What is needed
Find the word "into" in the material below and gather every line that contains it.

_ _ _

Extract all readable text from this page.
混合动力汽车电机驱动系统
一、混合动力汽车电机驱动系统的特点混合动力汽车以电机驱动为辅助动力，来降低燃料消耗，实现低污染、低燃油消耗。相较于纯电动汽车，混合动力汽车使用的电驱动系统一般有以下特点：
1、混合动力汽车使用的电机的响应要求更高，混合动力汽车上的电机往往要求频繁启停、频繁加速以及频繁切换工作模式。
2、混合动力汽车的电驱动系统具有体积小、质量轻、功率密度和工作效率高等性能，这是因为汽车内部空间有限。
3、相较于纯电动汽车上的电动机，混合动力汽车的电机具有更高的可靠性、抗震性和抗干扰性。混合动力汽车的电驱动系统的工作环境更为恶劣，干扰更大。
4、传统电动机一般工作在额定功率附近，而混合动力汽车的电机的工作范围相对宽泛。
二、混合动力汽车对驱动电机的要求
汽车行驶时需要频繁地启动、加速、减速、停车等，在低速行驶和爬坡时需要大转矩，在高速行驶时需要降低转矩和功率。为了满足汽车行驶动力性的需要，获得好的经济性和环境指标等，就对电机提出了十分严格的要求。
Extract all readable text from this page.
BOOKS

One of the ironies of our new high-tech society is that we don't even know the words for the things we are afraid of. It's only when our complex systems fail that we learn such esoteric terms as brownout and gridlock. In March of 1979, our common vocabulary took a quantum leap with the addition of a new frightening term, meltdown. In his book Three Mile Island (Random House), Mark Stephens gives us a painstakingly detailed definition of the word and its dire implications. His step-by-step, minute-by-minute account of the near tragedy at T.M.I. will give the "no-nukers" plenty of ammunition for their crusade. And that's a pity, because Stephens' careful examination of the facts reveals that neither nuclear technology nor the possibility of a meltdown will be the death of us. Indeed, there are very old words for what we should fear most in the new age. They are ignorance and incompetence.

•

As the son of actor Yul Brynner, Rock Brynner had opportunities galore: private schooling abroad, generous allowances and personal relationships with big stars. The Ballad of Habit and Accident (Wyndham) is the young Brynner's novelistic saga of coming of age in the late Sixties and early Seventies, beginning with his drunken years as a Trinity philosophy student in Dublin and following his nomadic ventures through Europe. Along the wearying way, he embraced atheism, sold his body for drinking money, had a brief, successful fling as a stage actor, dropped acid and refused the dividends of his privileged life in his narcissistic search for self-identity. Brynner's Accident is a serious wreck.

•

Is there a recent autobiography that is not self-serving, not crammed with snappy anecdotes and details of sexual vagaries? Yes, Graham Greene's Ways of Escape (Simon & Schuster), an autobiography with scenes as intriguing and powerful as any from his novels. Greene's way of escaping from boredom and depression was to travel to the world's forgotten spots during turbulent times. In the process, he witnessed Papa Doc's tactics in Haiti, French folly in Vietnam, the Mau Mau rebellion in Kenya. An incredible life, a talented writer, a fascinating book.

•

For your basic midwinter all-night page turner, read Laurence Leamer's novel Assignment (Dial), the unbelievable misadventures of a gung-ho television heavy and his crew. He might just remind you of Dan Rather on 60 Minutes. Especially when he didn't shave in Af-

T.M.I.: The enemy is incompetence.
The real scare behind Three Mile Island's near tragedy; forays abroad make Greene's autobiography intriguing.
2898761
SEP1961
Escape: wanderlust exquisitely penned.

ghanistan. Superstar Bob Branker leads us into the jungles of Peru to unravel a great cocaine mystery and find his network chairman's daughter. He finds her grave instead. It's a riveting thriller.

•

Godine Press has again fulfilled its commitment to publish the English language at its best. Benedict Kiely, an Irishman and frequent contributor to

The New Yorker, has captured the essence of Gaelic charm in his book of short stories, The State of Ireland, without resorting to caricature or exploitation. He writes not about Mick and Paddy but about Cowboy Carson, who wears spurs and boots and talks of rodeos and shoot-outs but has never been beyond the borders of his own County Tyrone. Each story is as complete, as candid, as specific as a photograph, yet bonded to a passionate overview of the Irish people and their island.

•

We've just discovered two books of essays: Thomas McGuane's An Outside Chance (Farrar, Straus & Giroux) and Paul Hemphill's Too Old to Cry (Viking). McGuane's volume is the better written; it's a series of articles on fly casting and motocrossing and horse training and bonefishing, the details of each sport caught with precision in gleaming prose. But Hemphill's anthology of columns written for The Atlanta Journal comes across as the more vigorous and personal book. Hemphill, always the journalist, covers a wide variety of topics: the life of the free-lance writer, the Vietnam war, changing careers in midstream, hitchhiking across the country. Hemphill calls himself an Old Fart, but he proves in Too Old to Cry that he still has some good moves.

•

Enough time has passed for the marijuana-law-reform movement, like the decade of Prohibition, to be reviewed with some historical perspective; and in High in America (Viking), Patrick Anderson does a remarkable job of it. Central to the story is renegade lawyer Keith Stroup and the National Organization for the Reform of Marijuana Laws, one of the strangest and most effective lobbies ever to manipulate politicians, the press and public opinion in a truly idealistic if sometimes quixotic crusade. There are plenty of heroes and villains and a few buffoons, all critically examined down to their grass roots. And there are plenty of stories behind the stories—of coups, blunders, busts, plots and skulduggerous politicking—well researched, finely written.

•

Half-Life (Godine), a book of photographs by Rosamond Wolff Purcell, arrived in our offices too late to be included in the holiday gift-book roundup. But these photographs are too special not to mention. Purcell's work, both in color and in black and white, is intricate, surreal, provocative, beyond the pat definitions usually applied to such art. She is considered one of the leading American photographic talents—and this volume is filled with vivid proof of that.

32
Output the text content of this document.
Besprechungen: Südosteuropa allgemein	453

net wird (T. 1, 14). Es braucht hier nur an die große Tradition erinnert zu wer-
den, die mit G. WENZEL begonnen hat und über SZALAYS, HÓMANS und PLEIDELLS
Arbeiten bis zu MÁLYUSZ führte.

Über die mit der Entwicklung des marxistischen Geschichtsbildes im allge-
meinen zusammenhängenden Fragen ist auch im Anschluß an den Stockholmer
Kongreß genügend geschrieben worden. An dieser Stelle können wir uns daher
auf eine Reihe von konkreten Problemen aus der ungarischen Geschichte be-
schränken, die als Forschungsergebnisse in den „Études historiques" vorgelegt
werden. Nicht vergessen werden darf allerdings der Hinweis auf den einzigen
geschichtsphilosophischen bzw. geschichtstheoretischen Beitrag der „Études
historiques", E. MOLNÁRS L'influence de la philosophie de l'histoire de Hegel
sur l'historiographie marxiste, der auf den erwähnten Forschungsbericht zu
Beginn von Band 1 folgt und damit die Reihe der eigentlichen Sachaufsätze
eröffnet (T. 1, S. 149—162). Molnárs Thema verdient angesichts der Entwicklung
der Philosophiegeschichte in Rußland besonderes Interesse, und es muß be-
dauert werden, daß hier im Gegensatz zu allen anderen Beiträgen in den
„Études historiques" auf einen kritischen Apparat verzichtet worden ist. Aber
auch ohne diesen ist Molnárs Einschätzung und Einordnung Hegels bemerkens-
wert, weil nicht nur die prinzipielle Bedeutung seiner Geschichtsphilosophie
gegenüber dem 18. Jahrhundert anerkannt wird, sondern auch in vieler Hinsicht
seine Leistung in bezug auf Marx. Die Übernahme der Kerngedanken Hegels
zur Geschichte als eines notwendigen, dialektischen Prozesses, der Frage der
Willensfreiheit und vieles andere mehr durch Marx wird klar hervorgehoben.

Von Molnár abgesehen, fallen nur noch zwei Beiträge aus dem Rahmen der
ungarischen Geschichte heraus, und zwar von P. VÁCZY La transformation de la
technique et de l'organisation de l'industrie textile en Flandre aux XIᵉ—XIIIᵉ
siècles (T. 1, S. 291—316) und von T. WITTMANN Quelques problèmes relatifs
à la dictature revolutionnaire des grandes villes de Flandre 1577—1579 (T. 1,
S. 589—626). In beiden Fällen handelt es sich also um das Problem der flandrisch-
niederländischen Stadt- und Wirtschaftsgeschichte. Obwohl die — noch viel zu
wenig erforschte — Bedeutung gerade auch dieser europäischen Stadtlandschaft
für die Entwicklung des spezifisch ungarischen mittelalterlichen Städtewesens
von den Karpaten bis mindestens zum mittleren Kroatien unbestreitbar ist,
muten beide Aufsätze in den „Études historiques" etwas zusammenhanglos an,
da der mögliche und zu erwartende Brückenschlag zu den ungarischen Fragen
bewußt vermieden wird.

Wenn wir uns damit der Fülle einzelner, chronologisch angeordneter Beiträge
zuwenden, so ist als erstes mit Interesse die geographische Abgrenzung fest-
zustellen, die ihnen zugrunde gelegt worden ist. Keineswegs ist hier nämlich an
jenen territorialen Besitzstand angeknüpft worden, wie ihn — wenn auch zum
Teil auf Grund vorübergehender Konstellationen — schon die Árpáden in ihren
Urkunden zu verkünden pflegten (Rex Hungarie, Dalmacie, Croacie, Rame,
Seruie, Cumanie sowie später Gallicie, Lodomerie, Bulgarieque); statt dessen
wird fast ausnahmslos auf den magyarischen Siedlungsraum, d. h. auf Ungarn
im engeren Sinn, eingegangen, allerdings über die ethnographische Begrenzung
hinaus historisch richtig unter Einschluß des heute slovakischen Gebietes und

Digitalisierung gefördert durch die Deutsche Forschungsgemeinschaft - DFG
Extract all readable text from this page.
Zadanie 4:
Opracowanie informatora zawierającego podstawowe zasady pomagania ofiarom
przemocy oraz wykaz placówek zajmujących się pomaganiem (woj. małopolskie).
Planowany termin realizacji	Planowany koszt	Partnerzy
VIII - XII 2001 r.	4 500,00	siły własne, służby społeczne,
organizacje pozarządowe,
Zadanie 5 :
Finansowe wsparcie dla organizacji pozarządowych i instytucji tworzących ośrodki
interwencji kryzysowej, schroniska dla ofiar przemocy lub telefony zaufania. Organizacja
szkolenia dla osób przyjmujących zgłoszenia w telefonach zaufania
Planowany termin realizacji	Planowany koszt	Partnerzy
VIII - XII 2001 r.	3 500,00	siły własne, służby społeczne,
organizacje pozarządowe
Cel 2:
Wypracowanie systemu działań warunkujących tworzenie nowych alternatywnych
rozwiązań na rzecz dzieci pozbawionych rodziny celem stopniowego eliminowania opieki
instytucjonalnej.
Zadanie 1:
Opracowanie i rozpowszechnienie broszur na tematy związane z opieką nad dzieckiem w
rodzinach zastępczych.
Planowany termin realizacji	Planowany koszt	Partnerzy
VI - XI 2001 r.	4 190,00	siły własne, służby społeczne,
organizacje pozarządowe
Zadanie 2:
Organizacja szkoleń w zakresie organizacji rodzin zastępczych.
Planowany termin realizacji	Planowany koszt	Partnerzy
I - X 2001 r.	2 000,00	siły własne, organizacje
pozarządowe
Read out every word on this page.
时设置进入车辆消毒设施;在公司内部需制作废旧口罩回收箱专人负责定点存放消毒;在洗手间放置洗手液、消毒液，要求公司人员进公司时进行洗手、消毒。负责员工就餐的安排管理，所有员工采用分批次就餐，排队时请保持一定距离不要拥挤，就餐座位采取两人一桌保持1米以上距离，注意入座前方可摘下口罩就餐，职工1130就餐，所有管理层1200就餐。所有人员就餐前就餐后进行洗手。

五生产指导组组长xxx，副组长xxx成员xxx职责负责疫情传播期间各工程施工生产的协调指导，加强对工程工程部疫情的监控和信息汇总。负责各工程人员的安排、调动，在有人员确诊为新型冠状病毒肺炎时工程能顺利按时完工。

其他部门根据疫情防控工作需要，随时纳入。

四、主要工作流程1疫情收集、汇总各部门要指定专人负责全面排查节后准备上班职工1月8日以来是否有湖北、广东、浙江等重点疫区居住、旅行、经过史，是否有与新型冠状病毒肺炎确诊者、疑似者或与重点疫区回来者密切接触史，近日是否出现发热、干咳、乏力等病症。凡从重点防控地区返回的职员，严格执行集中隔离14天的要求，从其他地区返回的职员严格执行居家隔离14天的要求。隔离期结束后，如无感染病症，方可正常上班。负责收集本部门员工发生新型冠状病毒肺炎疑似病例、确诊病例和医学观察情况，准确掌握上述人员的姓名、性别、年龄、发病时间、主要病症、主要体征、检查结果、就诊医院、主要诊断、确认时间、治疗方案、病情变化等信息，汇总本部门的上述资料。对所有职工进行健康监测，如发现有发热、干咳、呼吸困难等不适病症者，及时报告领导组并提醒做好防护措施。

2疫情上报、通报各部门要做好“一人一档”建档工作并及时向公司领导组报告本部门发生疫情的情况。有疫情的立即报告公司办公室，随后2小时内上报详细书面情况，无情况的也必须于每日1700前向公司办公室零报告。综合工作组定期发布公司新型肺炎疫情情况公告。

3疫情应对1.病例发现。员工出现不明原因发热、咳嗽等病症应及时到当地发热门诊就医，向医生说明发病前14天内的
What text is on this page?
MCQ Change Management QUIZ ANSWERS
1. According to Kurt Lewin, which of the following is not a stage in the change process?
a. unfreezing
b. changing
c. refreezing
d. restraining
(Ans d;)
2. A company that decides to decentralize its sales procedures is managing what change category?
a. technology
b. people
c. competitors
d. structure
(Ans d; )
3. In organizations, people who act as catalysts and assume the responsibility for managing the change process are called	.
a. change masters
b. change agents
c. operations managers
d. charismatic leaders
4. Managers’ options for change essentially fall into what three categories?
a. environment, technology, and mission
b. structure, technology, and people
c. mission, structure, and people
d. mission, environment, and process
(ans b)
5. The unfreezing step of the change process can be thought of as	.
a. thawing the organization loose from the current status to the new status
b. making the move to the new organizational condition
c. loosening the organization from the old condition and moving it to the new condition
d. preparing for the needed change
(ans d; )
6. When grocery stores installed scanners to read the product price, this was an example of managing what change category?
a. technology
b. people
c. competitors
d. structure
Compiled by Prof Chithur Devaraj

_ _ _

Exercise result
ghanistan. Superstar Bob Branker leads us into the jungles of Peru to unravel a great cocaine mystery and find his network chairman's daughter. He finds her grave instead. It's a riveting thriller.
4. Managers’ options for change essentially fall into what three categories?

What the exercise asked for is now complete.